* **WHAT NEEDS TO BE DONE**: Print, please, the line that contains "Parse this screenshot: output" and each line after it to the end of the entries, unchanged and with nothing else.

[Entries with figure data]
__________

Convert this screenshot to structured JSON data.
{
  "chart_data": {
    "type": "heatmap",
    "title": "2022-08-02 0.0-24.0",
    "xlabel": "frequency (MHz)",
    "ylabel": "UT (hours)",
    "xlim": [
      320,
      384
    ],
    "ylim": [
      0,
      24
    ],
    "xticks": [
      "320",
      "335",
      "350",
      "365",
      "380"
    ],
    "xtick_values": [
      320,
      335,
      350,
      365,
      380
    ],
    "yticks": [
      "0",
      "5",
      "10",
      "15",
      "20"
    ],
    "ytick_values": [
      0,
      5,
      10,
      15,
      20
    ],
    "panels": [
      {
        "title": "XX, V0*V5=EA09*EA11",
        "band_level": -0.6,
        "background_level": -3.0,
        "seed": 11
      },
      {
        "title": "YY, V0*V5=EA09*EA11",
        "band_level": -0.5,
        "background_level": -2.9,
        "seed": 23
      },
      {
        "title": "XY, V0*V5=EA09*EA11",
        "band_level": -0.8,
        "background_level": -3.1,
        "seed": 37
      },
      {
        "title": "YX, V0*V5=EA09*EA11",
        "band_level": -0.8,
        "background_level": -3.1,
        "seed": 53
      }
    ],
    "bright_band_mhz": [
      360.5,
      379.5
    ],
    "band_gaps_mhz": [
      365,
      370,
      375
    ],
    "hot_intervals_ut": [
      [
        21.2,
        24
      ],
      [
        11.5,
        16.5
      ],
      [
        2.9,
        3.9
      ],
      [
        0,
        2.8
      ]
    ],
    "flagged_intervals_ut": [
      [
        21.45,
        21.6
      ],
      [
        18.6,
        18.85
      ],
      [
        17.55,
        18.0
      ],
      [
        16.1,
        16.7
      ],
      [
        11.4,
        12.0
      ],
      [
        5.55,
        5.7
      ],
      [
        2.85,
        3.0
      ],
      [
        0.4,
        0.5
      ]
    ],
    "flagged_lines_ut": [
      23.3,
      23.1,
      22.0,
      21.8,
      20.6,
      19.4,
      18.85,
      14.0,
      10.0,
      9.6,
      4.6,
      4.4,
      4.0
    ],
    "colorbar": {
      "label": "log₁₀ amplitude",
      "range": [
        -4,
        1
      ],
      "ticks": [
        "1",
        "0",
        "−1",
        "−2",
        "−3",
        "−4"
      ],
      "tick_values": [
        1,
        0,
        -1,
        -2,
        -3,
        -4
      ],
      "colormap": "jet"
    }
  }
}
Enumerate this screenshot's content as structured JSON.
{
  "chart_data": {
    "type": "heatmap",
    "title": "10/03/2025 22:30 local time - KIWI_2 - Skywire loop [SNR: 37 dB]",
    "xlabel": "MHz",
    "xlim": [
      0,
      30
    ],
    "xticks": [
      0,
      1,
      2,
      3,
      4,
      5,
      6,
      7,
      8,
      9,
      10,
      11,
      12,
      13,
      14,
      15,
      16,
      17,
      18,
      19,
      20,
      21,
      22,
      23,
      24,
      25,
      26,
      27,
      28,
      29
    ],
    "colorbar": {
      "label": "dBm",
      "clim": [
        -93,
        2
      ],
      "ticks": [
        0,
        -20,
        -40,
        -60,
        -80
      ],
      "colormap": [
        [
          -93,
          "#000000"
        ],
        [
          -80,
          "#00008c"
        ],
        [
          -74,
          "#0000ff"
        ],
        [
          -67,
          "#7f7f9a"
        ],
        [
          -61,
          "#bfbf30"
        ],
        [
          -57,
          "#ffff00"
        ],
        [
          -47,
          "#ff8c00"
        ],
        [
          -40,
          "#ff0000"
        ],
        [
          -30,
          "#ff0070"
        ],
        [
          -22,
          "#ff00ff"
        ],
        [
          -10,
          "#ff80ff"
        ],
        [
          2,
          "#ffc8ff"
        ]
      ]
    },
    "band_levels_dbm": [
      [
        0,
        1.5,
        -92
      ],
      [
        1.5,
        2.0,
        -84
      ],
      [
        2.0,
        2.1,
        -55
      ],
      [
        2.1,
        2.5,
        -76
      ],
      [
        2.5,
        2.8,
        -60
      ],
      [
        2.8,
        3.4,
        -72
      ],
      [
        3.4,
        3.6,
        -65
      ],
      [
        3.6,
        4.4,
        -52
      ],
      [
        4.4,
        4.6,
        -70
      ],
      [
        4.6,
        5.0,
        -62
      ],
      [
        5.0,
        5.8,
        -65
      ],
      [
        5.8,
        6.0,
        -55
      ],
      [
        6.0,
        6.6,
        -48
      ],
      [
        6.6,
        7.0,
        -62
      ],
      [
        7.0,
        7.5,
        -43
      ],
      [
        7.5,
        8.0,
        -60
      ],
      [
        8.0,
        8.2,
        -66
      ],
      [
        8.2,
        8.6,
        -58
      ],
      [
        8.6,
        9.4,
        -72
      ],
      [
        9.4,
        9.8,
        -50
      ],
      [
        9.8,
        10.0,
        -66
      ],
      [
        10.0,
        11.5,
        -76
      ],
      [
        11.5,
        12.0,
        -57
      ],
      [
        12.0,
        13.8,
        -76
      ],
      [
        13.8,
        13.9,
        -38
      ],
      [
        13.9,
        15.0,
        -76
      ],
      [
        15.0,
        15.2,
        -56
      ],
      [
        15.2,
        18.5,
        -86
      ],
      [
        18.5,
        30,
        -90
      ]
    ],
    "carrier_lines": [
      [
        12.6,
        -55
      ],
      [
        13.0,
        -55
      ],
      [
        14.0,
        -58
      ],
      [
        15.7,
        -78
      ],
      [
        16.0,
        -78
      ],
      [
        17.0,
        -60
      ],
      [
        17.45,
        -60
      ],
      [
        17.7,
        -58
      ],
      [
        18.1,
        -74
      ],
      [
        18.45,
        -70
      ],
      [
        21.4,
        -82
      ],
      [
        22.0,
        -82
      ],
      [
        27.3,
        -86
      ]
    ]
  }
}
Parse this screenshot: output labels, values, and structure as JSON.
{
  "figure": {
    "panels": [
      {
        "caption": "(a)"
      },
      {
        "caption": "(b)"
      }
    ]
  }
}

__________

* **TASK RESULT**:
Parse this screenshot: output labels, values, and structure as JSON.
{
  "figure": {
    "panels": [
      {
        "caption": "(a)"
      },
      {
        "caption": "(b)"
      }
    ]
  }
}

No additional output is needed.